** EXERCISE PASSAGE **
The 702d Radar Squadron is an inactive United States Air Force unit. It was last assigned to the 20th Air Division, Aerospace Defense Command, stationed at Savannah Air Force Station, Georgia. It was inactivated on 5 June 1979.

The unit was a General Surveillance Radar squadron providing for the air defense of the United States.

Lineage
 Established as the 702d Aircraft Control and Warning Squadron
 Activated on 1 December 1953
 Redesignated 702d Radar Squadron (SAGE) on 1 February 1962
 Redesignated 702d Radar Squadron on 1 February 1974
 Inactivated on 5 June 1979

Assignments
 35th Air Division, 1 December 1953
 32d Air Division, 15 November 1958
 Montgomery Air Defense Sector, 1 July 1961
 32d Air Division, 1 April 1966
 33d Air Division, 14 November 1969
 20th Air Division, 19 November 1969 – 5 June 1979

Stations
 Dobbins AFB, Georgia, 1 December 1953
 Hunter AFB (redesignated: Savannah Air Force Station, Georgia 1 April 1967) 1 March 1955 – 5 June 1979

References

  Cornett, Lloyd H. and Johnson, Mildred W., A Handbook of Aerospace Defense Organization  1946 - 1980,  Office of History, Aerospace Defense Center, Peterson AFB, CO (1980).

** EXERCISE INSTRUCTIONS **
1. According to the 702d Radar Squadron text, on what date was the unit activated?
2. The 702d Radar Squadron text says the unit was last stationed at Savannah Air Force Station, yet its stations list gives Hunter AFB for the same period. Using the text, explain why both names appear.
3. List every air division that the 702d Radar Squadron text names among the unit's assignments, counting each division once.
The items after this point are separate material with no connection to the 702d Radar Squadron text.

** RECORDED DATA **
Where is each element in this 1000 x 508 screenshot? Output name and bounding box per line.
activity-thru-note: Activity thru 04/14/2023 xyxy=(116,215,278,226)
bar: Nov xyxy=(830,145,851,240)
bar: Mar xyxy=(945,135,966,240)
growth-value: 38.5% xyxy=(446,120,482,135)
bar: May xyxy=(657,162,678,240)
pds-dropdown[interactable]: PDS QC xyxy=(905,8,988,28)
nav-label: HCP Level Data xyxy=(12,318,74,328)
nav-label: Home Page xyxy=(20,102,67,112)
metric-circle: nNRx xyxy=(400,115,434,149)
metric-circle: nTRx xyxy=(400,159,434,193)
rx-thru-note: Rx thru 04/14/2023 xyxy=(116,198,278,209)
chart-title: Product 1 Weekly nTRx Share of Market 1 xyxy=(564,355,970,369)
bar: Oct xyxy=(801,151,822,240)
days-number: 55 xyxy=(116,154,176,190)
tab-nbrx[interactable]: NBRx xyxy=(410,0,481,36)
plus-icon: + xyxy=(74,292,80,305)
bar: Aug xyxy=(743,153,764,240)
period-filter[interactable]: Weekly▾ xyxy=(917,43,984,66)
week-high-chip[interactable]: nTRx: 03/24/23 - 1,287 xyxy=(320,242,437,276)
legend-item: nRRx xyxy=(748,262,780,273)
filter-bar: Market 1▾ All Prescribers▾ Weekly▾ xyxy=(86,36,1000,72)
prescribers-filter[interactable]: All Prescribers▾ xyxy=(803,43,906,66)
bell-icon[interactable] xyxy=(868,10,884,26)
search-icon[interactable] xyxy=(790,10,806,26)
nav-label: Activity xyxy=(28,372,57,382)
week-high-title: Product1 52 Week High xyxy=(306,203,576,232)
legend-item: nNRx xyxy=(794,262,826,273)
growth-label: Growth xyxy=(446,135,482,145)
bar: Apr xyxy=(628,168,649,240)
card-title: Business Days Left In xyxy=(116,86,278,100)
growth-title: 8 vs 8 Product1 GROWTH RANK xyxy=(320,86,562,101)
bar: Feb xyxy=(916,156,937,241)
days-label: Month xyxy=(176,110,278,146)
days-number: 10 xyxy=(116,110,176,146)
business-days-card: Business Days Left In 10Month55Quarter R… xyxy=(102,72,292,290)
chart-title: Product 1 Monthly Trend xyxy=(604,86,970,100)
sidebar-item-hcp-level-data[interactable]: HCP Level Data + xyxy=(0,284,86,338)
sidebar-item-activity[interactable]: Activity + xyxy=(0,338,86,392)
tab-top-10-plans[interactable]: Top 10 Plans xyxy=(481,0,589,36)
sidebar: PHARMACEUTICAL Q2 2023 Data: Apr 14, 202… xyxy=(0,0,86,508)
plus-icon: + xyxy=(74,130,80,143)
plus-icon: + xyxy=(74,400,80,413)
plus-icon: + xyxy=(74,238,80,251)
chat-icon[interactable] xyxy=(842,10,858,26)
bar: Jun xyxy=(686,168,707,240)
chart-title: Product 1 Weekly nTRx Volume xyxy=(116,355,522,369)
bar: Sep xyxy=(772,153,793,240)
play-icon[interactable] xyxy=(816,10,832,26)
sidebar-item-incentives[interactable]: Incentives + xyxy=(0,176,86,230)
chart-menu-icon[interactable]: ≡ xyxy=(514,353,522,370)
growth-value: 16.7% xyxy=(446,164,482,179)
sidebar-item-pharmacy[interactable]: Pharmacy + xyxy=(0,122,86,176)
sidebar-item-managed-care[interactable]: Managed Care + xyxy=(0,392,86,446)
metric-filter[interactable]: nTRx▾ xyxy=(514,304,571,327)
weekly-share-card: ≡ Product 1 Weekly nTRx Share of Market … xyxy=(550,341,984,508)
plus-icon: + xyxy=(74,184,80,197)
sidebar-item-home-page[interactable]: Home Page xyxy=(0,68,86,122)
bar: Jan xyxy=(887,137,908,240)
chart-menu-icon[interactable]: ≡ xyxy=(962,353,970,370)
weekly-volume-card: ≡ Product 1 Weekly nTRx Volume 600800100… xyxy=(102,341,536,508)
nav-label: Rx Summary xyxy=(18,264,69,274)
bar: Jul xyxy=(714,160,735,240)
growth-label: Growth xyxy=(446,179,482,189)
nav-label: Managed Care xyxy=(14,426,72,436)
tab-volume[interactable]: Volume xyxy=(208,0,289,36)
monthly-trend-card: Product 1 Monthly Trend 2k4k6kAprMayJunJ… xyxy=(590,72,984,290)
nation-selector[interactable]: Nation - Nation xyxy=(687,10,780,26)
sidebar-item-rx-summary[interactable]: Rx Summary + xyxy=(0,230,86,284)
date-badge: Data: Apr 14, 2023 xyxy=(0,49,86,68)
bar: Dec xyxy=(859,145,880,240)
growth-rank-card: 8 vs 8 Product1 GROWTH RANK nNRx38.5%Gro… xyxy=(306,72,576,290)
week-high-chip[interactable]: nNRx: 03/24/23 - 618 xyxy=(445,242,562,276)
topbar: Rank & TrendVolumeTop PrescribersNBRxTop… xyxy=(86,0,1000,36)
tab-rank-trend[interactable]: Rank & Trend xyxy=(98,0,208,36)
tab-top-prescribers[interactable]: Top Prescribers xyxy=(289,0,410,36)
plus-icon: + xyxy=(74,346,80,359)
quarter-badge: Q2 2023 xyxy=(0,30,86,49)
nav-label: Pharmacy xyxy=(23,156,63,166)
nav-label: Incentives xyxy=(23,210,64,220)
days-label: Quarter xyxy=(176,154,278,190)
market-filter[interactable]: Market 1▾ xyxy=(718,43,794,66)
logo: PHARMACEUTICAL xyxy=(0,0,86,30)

** ANSWERS BY TASK **
1. 1 December 1953.

2. They are the same station. Hunter AFB was redesignated Savannah Air Force Station, Georgia, on 1 April 1967, and the unit stayed there from 1 March 1955 until its inactivation on 5 June 1979.

3. 35th Air Division, 32d Air Division, 33d Air Division, 20th Air Division